■ What this task involves: From the line that contains "Read this page and output its text content." down to the last line of the data below, restate every line word for word, skipping any images.

■ Records:
******************************
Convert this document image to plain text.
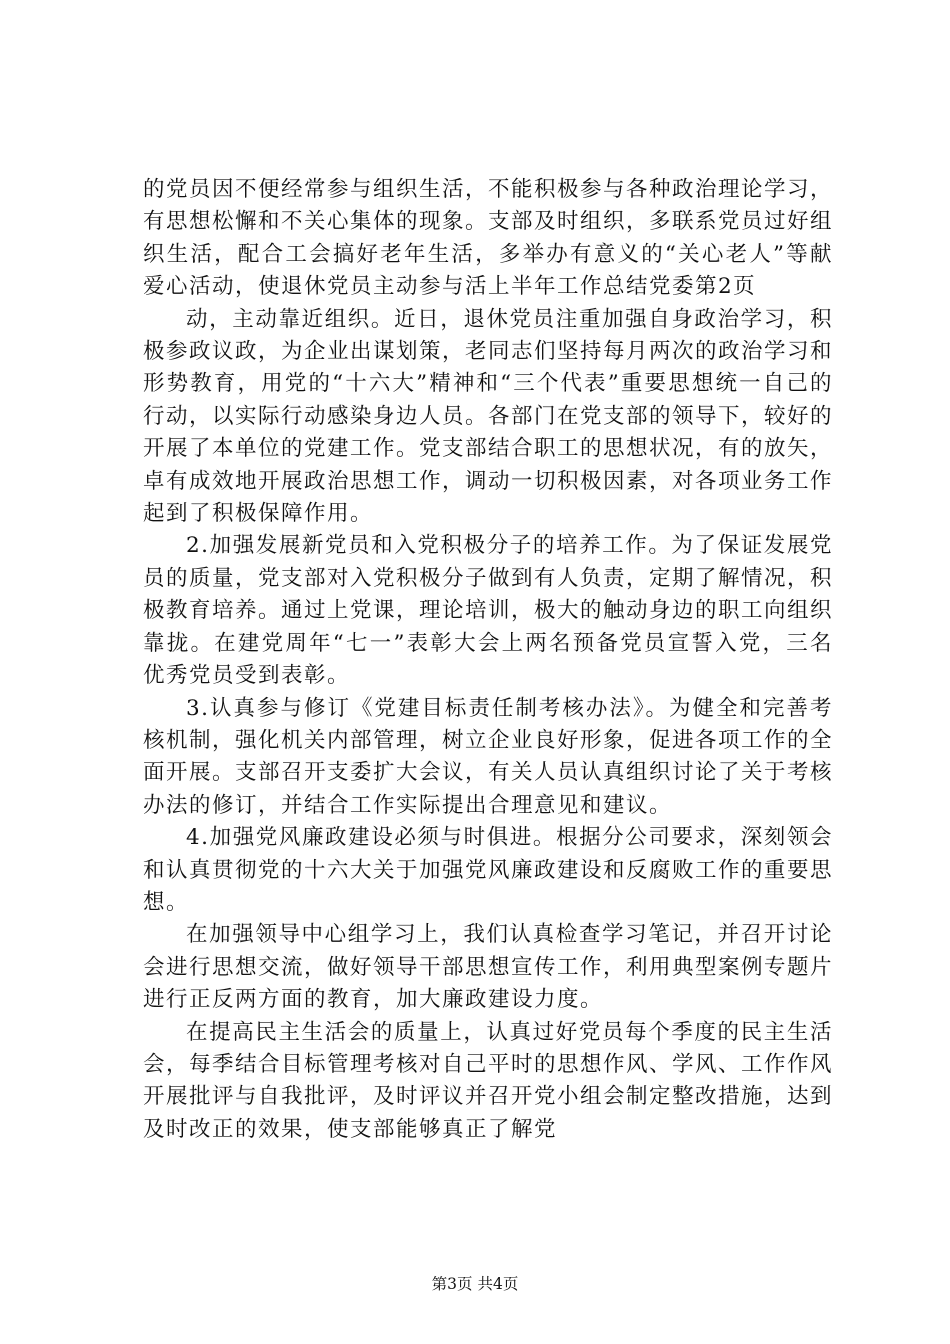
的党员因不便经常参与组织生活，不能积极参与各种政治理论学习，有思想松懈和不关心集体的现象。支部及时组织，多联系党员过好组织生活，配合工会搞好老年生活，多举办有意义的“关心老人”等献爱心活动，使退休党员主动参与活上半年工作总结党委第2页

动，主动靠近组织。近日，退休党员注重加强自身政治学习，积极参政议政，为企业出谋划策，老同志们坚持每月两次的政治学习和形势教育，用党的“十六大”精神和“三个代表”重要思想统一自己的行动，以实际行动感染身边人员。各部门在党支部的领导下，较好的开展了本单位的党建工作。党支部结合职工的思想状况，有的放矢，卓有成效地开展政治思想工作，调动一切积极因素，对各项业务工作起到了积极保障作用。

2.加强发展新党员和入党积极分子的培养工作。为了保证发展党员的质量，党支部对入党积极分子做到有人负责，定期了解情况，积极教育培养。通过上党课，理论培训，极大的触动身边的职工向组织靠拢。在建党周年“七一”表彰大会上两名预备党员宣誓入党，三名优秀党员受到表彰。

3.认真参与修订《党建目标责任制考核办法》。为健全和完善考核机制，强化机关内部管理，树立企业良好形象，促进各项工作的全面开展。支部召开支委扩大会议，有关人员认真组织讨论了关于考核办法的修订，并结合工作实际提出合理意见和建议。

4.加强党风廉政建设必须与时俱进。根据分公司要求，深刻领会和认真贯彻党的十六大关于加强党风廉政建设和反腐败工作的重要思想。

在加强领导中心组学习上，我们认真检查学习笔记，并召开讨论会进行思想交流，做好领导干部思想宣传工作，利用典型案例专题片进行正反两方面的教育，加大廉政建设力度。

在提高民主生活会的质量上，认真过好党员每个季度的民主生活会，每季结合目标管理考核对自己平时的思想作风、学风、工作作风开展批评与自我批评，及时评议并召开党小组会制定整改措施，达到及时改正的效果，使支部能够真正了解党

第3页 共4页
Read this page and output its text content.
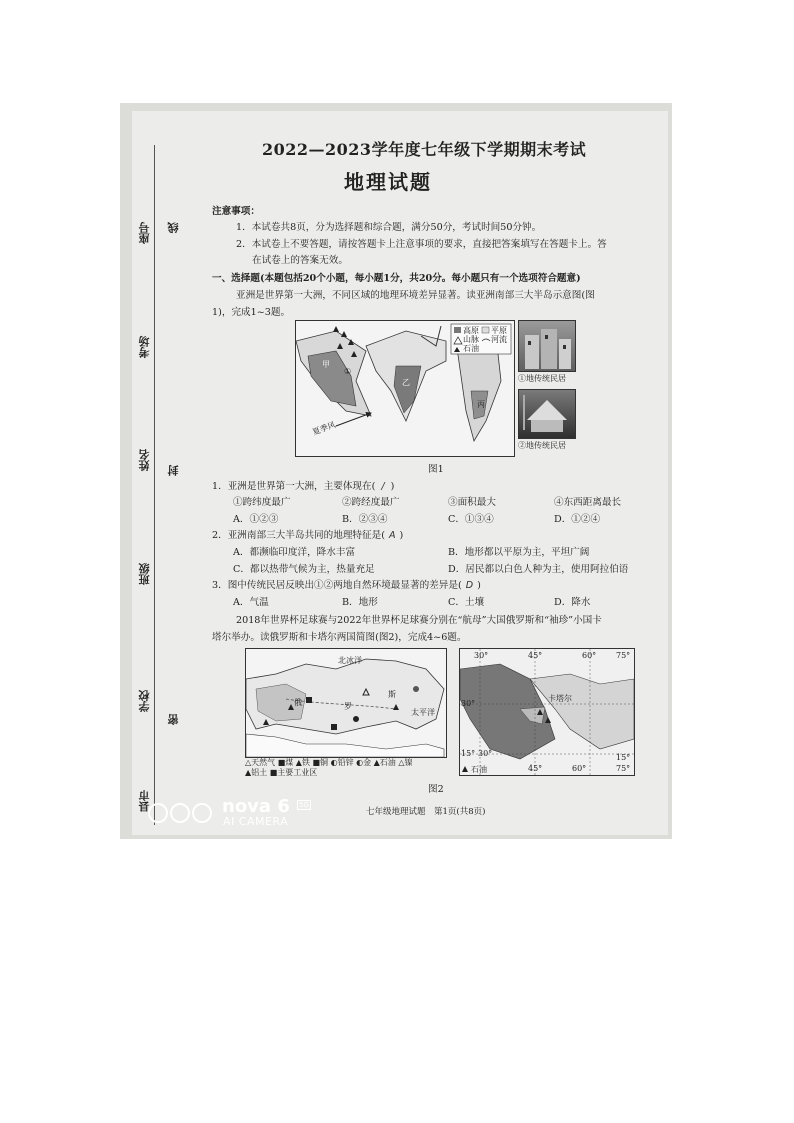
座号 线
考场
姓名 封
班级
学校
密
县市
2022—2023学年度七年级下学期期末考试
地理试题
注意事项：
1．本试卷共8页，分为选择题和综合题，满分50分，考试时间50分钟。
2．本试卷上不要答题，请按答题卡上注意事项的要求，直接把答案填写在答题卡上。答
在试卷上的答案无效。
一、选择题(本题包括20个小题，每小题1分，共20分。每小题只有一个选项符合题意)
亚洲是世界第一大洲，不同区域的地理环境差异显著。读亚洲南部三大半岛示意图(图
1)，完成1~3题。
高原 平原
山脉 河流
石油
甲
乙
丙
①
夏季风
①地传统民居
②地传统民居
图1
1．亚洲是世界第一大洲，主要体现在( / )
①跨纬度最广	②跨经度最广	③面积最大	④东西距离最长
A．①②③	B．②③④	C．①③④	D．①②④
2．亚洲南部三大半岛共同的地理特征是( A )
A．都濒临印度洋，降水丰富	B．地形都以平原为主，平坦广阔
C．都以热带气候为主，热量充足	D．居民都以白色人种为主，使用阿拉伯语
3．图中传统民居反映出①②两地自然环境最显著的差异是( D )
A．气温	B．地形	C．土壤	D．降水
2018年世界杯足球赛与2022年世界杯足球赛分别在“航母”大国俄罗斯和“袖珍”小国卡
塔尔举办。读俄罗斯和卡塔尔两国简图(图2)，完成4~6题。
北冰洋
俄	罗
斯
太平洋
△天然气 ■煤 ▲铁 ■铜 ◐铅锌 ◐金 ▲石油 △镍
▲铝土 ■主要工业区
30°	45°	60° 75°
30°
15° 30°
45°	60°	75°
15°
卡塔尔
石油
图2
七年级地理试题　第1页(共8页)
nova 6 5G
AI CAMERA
******************************
■ Task answer:
Read this page and output its text content.
座号 线
考场
姓名 封
班级
学校
密
县市
2022—2023学年度七年级下学期期末考试
地理试题
注意事项：
1．本试卷共8页，分为选择题和综合题，满分50分，考试时间50分钟。
2．本试卷上不要答题，请按答题卡上注意事项的要求，直接把答案填写在答题卡上。答
在试卷上的答案无效。
一、选择题(本题包括20个小题，每小题1分，共20分。每小题只有一个选项符合题意)
亚洲是世界第一大洲，不同区域的地理环境差异显著。读亚洲南部三大半岛示意图(图
1)，完成1~3题。
高原 平原
山脉 河流
石油
甲
乙
丙
①
夏季风
①地传统民居
②地传统民居
图1
1．亚洲是世界第一大洲，主要体现在( / )
①跨纬度最广	②跨经度最广	③面积最大	④东西距离最长
A．①②③	B．②③④	C．①③④	D．①②④
2．亚洲南部三大半岛共同的地理特征是( A )
A．都濒临印度洋，降水丰富	B．地形都以平原为主，平坦广阔
C．都以热带气候为主，热量充足	D．居民都以白色人种为主，使用阿拉伯语
3．图中传统民居反映出①②两地自然环境最显著的差异是( D )
A．气温	B．地形	C．土壤	D．降水
2018年世界杯足球赛与2022年世界杯足球赛分别在“航母”大国俄罗斯和“袖珍”小国卡
塔尔举办。读俄罗斯和卡塔尔两国简图(图2)，完成4~6题。
北冰洋
俄	罗
斯
太平洋
△天然气 ■煤 ▲铁 ■铜 ◐铅锌 ◐金 ▲石油 △镍
▲铝土 ■主要工业区
30°	45°	60° 75°
30°
15° 30°
45°	60°	75°
15°
卡塔尔
石油
图2
七年级地理试题　第1页(共8页)
nova 6 5G
AI CAMERA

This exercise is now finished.